### To be done
Each line containing the word "this" must be reported.

---*---

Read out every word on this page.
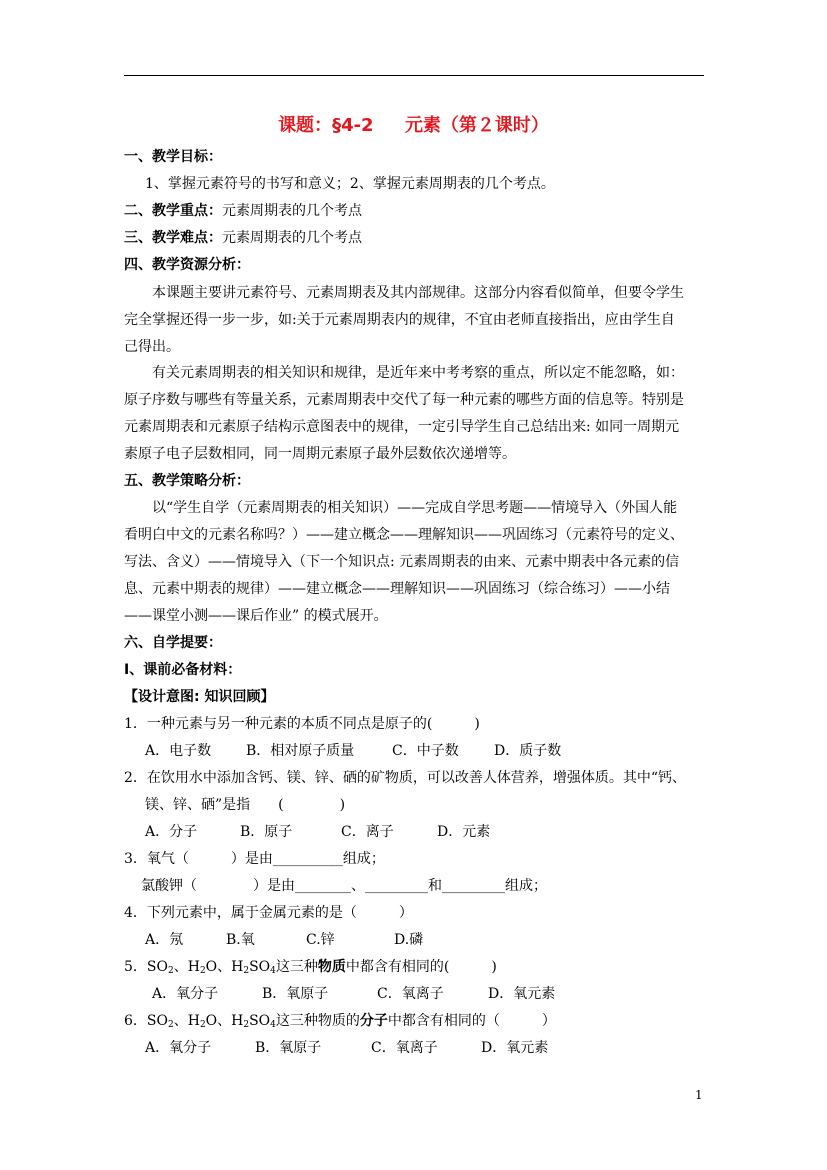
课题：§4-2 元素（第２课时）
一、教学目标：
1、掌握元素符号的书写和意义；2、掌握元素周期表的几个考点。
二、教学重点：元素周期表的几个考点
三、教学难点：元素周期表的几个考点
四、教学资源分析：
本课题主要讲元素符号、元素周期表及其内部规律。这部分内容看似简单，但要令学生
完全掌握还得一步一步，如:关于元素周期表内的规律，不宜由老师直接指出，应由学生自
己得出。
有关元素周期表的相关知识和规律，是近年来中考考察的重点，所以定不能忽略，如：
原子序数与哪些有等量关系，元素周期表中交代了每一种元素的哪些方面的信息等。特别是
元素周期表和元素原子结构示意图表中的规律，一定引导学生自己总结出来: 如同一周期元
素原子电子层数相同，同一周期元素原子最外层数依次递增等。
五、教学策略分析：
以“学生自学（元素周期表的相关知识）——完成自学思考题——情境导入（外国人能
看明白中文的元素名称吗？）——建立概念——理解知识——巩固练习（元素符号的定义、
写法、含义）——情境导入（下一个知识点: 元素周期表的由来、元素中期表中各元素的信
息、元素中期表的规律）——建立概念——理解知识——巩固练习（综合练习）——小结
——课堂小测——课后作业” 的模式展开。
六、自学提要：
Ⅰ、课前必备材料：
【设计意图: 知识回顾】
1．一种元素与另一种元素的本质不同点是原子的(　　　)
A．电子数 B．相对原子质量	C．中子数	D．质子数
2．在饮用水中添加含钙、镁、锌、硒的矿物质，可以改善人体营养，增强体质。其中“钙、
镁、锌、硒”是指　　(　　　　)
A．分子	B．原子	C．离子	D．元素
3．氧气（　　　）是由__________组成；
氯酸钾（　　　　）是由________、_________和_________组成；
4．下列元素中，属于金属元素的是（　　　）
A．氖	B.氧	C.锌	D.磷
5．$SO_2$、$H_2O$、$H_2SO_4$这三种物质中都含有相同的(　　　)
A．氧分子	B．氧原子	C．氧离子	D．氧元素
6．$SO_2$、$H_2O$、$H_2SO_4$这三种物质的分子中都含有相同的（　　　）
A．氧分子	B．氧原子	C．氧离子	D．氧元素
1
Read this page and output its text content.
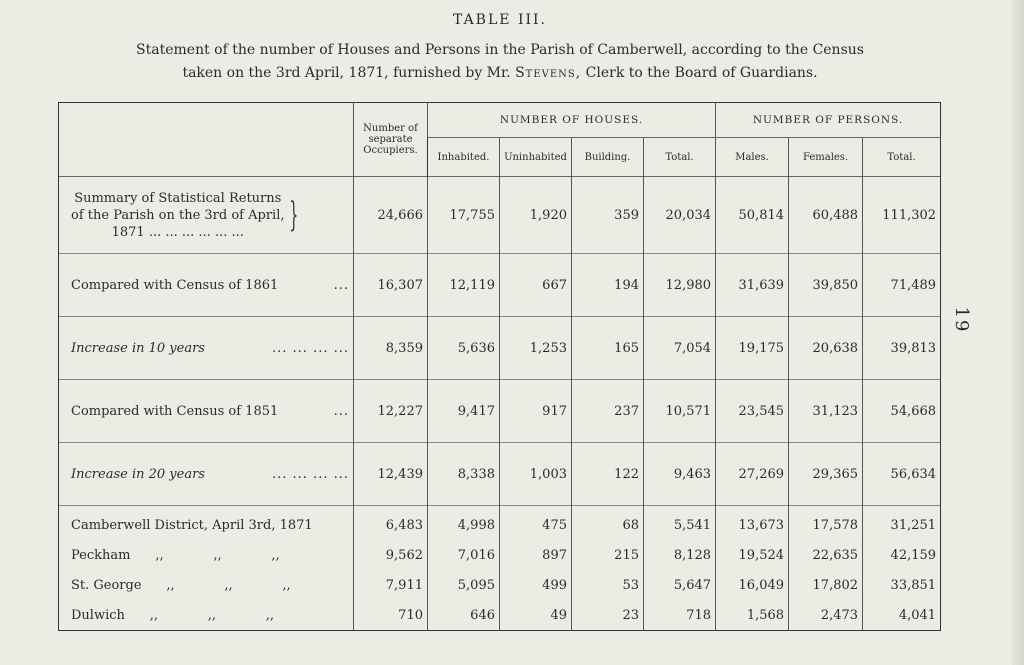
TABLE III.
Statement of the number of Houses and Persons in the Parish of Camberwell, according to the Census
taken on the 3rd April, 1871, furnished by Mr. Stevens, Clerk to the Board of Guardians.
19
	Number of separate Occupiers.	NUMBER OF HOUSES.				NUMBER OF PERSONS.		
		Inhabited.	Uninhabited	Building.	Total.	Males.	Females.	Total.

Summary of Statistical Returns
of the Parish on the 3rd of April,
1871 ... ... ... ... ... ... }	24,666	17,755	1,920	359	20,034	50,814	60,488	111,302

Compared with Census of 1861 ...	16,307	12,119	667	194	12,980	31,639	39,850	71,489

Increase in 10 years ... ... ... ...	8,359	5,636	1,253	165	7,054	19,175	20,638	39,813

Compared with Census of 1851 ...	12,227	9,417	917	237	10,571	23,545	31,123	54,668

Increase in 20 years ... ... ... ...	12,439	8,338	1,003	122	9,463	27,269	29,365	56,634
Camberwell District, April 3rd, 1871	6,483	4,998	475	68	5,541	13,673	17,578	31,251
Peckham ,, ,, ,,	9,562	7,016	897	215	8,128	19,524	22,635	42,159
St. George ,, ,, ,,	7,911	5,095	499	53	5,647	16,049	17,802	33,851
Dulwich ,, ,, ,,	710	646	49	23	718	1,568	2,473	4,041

---*---

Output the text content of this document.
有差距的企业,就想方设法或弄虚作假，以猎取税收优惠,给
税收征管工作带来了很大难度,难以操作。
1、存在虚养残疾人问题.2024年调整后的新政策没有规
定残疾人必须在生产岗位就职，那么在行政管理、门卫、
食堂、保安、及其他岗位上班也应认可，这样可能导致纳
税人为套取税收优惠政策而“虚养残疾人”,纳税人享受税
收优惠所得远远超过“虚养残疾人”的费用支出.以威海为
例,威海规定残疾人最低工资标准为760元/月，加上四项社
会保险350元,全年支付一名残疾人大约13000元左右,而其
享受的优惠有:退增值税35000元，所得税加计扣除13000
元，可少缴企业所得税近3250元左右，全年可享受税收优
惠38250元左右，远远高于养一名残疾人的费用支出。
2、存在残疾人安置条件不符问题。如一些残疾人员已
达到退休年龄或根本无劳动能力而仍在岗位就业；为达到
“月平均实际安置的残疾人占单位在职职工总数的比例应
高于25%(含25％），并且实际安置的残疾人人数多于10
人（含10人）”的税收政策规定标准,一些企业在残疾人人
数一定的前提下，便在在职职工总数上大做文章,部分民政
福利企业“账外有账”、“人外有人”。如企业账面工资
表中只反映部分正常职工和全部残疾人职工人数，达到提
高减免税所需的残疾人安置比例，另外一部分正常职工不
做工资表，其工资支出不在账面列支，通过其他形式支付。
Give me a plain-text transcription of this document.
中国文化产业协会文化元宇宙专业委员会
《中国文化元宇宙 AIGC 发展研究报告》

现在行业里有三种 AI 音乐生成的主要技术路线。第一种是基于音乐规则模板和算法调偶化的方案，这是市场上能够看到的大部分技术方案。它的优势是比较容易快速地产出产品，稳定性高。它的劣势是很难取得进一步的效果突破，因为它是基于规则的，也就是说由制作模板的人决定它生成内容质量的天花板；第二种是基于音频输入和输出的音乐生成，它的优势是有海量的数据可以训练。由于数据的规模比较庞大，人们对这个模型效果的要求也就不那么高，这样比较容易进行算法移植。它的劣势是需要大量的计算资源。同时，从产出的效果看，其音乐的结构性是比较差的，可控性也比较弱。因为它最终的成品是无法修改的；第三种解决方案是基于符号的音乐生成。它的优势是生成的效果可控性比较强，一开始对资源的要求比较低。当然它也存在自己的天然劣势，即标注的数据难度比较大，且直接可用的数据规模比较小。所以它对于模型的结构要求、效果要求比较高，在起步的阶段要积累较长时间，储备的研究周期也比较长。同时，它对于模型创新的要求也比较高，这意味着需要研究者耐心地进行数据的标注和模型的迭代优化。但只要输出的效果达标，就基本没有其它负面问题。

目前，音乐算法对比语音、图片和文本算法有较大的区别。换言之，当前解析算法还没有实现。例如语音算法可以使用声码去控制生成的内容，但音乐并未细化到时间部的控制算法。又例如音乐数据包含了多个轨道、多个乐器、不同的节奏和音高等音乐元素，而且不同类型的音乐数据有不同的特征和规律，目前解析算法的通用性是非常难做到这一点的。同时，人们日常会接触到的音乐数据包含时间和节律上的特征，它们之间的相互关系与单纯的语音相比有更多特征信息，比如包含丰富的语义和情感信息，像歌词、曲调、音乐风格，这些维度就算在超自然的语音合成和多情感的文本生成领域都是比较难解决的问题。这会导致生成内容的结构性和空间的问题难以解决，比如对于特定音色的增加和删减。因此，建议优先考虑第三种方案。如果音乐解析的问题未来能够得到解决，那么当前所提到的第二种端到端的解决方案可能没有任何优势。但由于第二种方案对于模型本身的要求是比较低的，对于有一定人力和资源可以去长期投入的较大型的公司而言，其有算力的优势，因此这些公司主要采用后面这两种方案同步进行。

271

---*---

### Final result
Read out every word on this page.
Read this page and output its text content.
Output the text content of this document.
Give me a plain-text transcription of this document.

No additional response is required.